__DATA__.
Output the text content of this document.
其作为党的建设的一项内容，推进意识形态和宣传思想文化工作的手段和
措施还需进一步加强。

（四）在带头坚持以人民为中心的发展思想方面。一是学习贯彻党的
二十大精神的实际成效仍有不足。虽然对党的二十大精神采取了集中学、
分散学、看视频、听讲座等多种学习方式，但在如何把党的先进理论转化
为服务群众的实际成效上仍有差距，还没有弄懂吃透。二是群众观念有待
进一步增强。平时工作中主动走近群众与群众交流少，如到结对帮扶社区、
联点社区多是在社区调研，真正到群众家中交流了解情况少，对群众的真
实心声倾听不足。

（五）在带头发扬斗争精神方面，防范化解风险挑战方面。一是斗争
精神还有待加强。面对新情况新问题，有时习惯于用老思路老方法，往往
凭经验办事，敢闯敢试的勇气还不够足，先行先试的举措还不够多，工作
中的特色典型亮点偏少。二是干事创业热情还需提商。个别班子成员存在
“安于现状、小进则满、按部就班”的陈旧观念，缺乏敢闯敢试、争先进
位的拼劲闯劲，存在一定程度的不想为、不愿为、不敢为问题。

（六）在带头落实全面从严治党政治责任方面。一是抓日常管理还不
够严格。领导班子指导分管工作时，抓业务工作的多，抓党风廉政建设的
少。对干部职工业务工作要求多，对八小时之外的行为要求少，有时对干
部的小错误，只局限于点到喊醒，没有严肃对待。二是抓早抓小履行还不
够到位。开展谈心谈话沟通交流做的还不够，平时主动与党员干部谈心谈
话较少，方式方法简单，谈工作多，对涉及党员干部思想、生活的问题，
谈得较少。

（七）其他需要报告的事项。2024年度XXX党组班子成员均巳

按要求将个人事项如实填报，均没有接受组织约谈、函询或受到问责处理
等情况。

__YOUR INSTRUCTIONS__.
Write the entries again, exactly as they stand.

__TASK ANSWER__.
Output the text content of this document.
其作为党的建设的一项内容，推进意识形态和宣传思想文化工作的手段和
措施还需进一步加强。

（四）在带头坚持以人民为中心的发展思想方面。一是学习贯彻党的
二十大精神的实际成效仍有不足。虽然对党的二十大精神采取了集中学、
分散学、看视频、听讲座等多种学习方式，但在如何把党的先进理论转化
为服务群众的实际成效上仍有差距，还没有弄懂吃透。二是群众观念有待
进一步增强。平时工作中主动走近群众与群众交流少，如到结对帮扶社区、
联点社区多是在社区调研，真正到群众家中交流了解情况少，对群众的真
实心声倾听不足。

（五）在带头发扬斗争精神方面，防范化解风险挑战方面。一是斗争
精神还有待加强。面对新情况新问题，有时习惯于用老思路老方法，往往
凭经验办事，敢闯敢试的勇气还不够足，先行先试的举措还不够多，工作
中的特色典型亮点偏少。二是干事创业热情还需提商。个别班子成员存在
“安于现状、小进则满、按部就班”的陈旧观念，缺乏敢闯敢试、争先进
位的拼劲闯劲，存在一定程度的不想为、不愿为、不敢为问题。

（六）在带头落实全面从严治党政治责任方面。一是抓日常管理还不
够严格。领导班子指导分管工作时，抓业务工作的多，抓党风廉政建设的
少。对干部职工业务工作要求多，对八小时之外的行为要求少，有时对干
部的小错误，只局限于点到喊醒，没有严肃对待。二是抓早抓小履行还不
够到位。开展谈心谈话沟通交流做的还不够，平时主动与党员干部谈心谈
话较少，方式方法简单，谈工作多，对涉及党员干部思想、生活的问题，
谈得较少。

（七）其他需要报告的事项。2024年度XXX党组班子成员均巳

按要求将个人事项如实填报，均没有接受组织约谈、函询或受到问责处理
等情况。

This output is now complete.